→ Source data:

>> Begin

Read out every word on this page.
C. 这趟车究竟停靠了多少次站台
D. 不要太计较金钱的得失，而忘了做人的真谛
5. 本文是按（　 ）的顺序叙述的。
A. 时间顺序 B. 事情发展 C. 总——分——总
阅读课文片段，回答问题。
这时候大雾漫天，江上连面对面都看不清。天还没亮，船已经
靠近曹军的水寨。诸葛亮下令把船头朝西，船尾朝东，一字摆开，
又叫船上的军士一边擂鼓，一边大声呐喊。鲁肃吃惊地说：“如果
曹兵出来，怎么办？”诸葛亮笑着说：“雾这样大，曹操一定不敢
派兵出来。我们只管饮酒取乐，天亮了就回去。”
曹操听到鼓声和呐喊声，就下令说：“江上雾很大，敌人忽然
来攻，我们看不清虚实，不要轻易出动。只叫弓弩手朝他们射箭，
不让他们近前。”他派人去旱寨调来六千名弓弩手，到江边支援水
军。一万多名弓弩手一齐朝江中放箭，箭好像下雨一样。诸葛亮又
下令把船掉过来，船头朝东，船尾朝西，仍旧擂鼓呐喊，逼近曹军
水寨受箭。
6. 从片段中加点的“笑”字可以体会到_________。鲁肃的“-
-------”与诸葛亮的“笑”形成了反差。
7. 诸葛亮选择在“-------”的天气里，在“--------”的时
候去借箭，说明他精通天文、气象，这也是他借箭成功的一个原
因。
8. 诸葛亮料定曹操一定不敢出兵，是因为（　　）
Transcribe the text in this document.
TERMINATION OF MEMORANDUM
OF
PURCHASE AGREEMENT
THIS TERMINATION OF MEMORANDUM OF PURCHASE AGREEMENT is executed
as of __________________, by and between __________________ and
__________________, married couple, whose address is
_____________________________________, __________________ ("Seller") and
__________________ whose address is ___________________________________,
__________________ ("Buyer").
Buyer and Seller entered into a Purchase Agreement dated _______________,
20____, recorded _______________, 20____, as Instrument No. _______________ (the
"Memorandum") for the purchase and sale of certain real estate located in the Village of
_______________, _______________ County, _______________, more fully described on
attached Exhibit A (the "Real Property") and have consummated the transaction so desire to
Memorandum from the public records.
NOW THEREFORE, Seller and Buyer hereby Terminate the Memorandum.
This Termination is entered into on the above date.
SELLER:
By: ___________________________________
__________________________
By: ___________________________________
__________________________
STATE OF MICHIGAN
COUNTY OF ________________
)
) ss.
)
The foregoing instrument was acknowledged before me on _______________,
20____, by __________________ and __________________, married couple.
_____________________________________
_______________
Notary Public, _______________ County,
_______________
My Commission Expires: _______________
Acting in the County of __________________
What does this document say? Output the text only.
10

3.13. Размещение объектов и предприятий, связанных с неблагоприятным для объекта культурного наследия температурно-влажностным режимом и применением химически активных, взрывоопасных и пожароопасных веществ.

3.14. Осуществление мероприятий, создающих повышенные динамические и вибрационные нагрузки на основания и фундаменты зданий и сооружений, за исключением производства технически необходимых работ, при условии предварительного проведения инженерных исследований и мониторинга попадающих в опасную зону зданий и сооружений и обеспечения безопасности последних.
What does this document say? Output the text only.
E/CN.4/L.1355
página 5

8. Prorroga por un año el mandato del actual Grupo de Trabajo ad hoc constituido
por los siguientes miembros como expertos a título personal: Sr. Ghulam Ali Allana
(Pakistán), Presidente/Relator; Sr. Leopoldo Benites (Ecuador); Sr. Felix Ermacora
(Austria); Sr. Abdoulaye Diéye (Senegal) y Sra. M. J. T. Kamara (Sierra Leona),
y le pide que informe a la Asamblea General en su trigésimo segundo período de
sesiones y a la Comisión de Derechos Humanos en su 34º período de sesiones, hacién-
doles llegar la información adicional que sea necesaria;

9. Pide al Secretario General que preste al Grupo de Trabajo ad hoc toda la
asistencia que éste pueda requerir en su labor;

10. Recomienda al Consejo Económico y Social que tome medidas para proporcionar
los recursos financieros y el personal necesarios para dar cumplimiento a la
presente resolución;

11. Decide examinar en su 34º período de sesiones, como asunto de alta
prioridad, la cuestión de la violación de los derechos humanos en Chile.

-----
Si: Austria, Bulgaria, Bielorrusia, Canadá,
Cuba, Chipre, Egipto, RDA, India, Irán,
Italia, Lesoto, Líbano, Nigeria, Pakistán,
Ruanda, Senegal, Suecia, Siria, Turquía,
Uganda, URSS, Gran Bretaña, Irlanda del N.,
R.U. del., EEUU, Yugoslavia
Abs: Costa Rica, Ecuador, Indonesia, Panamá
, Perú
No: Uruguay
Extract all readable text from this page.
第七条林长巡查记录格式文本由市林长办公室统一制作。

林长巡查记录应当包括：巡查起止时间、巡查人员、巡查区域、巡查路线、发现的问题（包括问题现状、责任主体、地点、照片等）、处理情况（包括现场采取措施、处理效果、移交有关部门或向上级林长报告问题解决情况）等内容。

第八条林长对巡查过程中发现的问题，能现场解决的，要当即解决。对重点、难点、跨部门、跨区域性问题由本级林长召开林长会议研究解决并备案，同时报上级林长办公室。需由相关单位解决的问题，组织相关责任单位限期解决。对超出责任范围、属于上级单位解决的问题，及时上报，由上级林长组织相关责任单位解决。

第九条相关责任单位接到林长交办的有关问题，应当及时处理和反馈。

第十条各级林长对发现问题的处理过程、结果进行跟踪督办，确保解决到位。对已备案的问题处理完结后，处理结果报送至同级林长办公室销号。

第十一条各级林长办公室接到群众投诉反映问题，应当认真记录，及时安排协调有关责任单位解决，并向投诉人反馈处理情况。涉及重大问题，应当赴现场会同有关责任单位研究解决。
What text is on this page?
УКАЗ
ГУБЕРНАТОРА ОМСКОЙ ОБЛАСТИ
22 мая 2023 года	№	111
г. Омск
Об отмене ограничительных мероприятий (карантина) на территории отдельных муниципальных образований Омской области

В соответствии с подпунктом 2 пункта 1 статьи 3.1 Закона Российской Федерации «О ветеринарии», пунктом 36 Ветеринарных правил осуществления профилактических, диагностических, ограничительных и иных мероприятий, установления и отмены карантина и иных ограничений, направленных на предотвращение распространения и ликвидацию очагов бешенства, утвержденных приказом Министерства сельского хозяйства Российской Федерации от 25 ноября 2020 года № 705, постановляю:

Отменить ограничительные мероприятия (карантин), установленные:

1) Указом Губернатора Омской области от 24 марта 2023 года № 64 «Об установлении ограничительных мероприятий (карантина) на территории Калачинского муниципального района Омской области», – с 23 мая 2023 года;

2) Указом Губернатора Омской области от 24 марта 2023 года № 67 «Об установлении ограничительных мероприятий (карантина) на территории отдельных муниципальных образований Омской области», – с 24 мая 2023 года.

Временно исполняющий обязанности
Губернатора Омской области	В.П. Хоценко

>> End

→ PROBLEM:
Copy out each line of the data containing the string "Trabajo".

→ THE RESPONSE:
8. Prorroga por un año el mandato del actual Grupo de Trabajo ad hoc constituido
9. Pide al Secretario General que preste al Grupo de Trabajo ad hoc toda la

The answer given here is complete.